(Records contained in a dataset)
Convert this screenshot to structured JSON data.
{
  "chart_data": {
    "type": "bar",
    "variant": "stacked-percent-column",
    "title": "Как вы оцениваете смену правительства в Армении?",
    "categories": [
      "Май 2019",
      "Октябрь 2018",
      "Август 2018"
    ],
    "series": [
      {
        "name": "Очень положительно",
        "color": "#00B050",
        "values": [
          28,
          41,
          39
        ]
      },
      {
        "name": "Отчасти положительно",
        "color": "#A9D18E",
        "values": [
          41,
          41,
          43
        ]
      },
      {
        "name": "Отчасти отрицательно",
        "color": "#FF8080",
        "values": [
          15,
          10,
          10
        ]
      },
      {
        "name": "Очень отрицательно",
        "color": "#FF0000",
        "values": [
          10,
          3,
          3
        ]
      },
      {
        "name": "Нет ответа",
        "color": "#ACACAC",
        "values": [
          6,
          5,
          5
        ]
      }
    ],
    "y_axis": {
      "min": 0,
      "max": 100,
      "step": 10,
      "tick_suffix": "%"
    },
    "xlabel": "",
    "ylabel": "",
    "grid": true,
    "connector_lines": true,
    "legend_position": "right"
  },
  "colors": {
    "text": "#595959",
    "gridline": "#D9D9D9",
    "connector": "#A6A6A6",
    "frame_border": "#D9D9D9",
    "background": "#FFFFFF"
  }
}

**STATED TASK**
Using the data above, repeat every line exactly.

**RESULT FOR THIS EXERCISE**
Convert this screenshot to structured JSON data.
{
  "chart_data": {
    "type": "bar",
    "variant": "stacked-percent-column",
    "title": "Как вы оцениваете смену правительства в Армении?",
    "categories": [
      "Май 2019",
      "Октябрь 2018",
      "Август 2018"
    ],
    "series": [
      {
        "name": "Очень положительно",
        "color": "#00B050",
        "values": [
          28,
          41,
          39
        ]
      },
      {
        "name": "Отчасти положительно",
        "color": "#A9D18E",
        "values": [
          41,
          41,
          43
        ]
      },
      {
        "name": "Отчасти отрицательно",
        "color": "#FF8080",
        "values": [
          15,
          10,
          10
        ]
      },
      {
        "name": "Очень отрицательно",
        "color": "#FF0000",
        "values": [
          10,
          3,
          3
        ]
      },
      {
        "name": "Нет ответа",
        "color": "#ACACAC",
        "values": [
          6,
          5,
          5
        ]
      }
    ],
    "y_axis": {
      "min": 0,
      "max": 100,
      "step": 10,
      "tick_suffix": "%"
    },
    "xlabel": "",
    "ylabel": "",
    "grid": true,
    "connector_lines": true,
    "legend_position": "right"
  },
  "colors": {
    "text": "#595959",
    "gridline": "#D9D9D9",
    "connector": "#A6A6A6",
    "frame_border": "#D9D9D9",
    "background": "#FFFFFF"
  }
}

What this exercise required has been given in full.